Extrahierter Text:
········
Ich komme ursprünglich aus dem Rettungsdienst. Dort gibt es ein verbreitetes Phänomen: Je weniger Ausbildung die Leute haben, desto weniger machen sie auch. Es ist tatsächlich nicht so, dass dort "Ehrenamtliche mit Spritzen rumrennen", wie oft kolportiert wird. Von ein paar Irren - die es überall gibt - mal abgesehen
Gefährlich sind eher die Mitarbeiter, die sich selbst "Profis" nennen und eine gewisse Ausbildung erfahren haben. Bis 1989 waren das - man glaubt es kaum - 520 Stunden. Danach wurde das Berufsbild des Rettungsassistenten eingeführt. Das bedeutet konkret: Ein Jahr Schule, Staatsexamen und danach ein weiteres Jahr "Praktikum" (d.h. volles Mitarbeiten im Schichtdienst) ohne eine nochmalige Prüfung. Seit 2015 gibt es jetzt das Notfallsanitätergesetz, das eine 3-jährige Ausbildung vorschreibt. Aus meiner Erfahrung sind die "alten" Rettungssanitäter mit der 520-Stunden Ausbildung und einer automatischen "Überleitung" zum Rettungsassistenten nicht das Problem. Es sind die jungen "Rambos", Anfang 20 (oft auch völlig hypertrophe junge Frauen!), mit Staatsexamen und bald mit der "Lizenz zum Töten" (Ärzteaussage zum neuen Notfallsanitätergesetz), die mir Sorgen machen.
An was liegt das? Es gibt einen alten Spruch, dass die Unwissenden ruhig sind, weil sie Angst haben, sich zu blamieren. Die Wissenden (i.S. von gut ausgebildet und erfahren) sind auch vorsichtig, weil sie gelernt haben, was alles passieren kann. Gefährlich sind die "Halbwissenden", weil die meinen zu wissen, die Gefahren aber (noch) nicht erlebt haben und deshalb vor Selbstvertrauen nur so strotzen.
Das Halbwissen in der Medizin ist nicht unbedingt eine Frage des Studiums. Es geht vielmehr darum, dass auch approbierte Ärzte nicht einfach auf Patienten losgelassen werden. Sie durchlaufen in den Kliniken erst einmal eine langjährige "Durststrecke" unter Aufsicht von Fach-, Ober- und Chefärzten (so die Theorie) und nicht zuletzt immer beobachtet von erfahrenen Pflegekräften. Das hat eine lange Tradition und ist sicher nicht verkehrt. Genau darin sehe ich das Problem bei uns Heilpraktikern: Was nützt eine gute Ausbildung und eine strenge Prüfung, wenn wir anschließend alleine gelassen werden und jeder auf sich gestellt ist, wenn es darum geht, Erfahrungen am Patienten zu sammeln? Uns fehlt tatsächlich eine "klinische" Phase unter Aufsicht von erfahrenen Kollegen und das vor der Zulassung bzw. Prüfung.
So liegt es an jedem einzelnen HP, wie verantwortungsvoll er/sie mit diesem "Manko" umgeht und sich langsam an das Erfahrungswissen heran tastet, das für einen guten Therapeuten notwendig ist. Trotzdem sollten wir uns mit der Kritik an anderen Berufsgruppen zurück halten, denn der Schuss kann leicht nach hinten losgehen. Überlasst die Wertung unserer Arbeit lieber den Patienten und haltet Eure Praxis "sauber" (so gut es geht; jeder macht mal Fehler). Alles andere ist müßig.
········
Datensatzeinträge:
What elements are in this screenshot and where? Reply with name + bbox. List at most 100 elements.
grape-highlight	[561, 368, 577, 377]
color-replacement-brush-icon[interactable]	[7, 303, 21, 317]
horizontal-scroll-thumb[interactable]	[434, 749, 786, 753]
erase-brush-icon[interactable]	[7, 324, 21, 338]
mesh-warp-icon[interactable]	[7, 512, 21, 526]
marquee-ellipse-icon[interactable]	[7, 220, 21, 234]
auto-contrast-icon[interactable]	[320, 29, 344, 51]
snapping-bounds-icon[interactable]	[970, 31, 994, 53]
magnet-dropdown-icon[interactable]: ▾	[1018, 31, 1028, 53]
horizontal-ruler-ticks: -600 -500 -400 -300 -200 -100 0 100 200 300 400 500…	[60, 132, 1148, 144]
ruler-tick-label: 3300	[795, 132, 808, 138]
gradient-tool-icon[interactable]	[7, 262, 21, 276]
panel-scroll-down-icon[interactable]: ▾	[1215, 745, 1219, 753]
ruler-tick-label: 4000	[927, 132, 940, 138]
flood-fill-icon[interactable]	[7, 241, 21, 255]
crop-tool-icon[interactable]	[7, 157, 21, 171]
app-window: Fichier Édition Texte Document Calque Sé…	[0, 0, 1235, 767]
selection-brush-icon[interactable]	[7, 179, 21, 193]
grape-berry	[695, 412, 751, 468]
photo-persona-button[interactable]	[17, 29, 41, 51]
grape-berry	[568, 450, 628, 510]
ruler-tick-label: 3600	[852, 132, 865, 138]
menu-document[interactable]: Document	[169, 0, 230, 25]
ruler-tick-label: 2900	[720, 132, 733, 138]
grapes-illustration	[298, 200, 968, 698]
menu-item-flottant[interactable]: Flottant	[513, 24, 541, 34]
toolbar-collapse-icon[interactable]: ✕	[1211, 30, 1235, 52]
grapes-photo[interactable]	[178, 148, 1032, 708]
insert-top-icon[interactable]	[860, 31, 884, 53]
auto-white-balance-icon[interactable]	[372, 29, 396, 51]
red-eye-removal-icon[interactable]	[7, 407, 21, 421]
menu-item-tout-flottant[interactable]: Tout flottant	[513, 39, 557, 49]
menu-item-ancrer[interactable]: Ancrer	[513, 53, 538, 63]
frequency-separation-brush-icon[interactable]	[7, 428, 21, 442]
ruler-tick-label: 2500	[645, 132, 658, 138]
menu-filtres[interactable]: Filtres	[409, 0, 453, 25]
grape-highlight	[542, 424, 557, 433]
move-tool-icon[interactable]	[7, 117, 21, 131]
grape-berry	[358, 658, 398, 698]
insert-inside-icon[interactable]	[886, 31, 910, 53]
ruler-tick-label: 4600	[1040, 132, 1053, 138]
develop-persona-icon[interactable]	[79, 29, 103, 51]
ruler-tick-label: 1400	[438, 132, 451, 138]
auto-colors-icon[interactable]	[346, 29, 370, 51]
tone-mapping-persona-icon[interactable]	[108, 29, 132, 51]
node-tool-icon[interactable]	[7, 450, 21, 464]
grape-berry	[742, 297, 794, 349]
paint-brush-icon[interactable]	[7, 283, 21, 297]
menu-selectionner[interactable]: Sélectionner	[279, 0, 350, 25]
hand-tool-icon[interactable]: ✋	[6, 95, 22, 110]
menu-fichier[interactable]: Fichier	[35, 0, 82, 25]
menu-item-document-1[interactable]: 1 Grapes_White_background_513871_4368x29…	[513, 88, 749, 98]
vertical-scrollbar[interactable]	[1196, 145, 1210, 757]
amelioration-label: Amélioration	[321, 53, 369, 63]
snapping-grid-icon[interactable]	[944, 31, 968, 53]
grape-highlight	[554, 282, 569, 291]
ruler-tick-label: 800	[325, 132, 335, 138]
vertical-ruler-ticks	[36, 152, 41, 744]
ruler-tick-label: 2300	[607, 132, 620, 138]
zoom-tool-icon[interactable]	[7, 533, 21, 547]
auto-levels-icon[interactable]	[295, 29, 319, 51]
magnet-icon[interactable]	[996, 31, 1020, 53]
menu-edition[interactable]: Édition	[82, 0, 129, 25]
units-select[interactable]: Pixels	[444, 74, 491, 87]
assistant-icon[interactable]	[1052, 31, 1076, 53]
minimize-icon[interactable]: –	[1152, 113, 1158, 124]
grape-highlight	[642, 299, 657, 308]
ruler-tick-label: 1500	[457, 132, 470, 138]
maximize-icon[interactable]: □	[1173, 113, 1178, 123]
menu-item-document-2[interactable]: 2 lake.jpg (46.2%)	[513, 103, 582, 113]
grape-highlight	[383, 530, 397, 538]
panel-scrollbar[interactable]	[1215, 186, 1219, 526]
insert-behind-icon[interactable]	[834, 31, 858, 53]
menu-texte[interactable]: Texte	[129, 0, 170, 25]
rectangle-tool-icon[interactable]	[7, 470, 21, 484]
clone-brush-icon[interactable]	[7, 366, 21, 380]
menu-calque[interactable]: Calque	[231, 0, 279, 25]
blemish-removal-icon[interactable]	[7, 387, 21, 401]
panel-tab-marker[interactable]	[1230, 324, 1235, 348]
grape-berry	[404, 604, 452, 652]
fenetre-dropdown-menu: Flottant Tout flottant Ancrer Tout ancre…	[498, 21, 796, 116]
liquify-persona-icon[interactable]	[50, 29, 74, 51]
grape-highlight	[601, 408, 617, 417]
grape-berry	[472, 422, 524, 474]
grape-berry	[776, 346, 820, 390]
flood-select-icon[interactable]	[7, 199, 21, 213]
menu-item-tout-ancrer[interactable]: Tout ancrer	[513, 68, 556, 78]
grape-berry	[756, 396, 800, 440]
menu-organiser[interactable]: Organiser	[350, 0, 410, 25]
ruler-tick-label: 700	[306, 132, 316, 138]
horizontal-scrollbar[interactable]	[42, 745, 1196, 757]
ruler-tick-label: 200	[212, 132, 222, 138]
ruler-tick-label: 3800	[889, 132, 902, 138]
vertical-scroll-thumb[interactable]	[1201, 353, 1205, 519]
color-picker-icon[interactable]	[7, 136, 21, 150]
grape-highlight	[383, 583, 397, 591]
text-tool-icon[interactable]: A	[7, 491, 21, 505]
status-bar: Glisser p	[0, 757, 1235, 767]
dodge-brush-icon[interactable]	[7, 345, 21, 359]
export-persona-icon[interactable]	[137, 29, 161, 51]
········
Zu bearbeitende Aufgaben:
a) Beantworte anhand des Textes über die Ausbildung im Rettungsdienst und bei Heilpraktikern diese Fragen:
(i) Wie viele Stunden umfasste die Ausbildung bis 1989?
(ii) Seit wann gibt es das Notfallsanitätergesetz, und welche Ausbildungsdauer schreibt es vor?
(iii) Was fehlt Heilpraktikern laut dem Text?
b) Welche Gruppen unterscheidet der alte Spruch im Text über die Ausbildung im Rettungsdienst und bei Heilpraktikern? Nenne jede Gruppe mit dem Verhalten und der Begründung, die ihr zugeschrieben werden.

Ergebnisse in Reihenfolge:
a)
(i) 520 Stunden.
(ii) Seit 2015. Es schreibt eine dreijährige Ausbildung vor.
(iii) Ihnen fehlt eine „klinische“ Phase unter Aufsicht von erfahrenen Kollegen, und zwar vor der Zulassung bzw. Prüfung.

b)
Die Unwissenden sind ruhig, weil sie Angst haben, sich zu blamieren.
Die Wissenden sind vorsichtig, weil sie gelernt haben, was alles passieren kann.
Die Halbwissenden sind gefährlich, weil sie meinen zu wissen, die Gefahren aber noch nicht erlebt haben und deshalb vor Selbstvertrauen strotzen.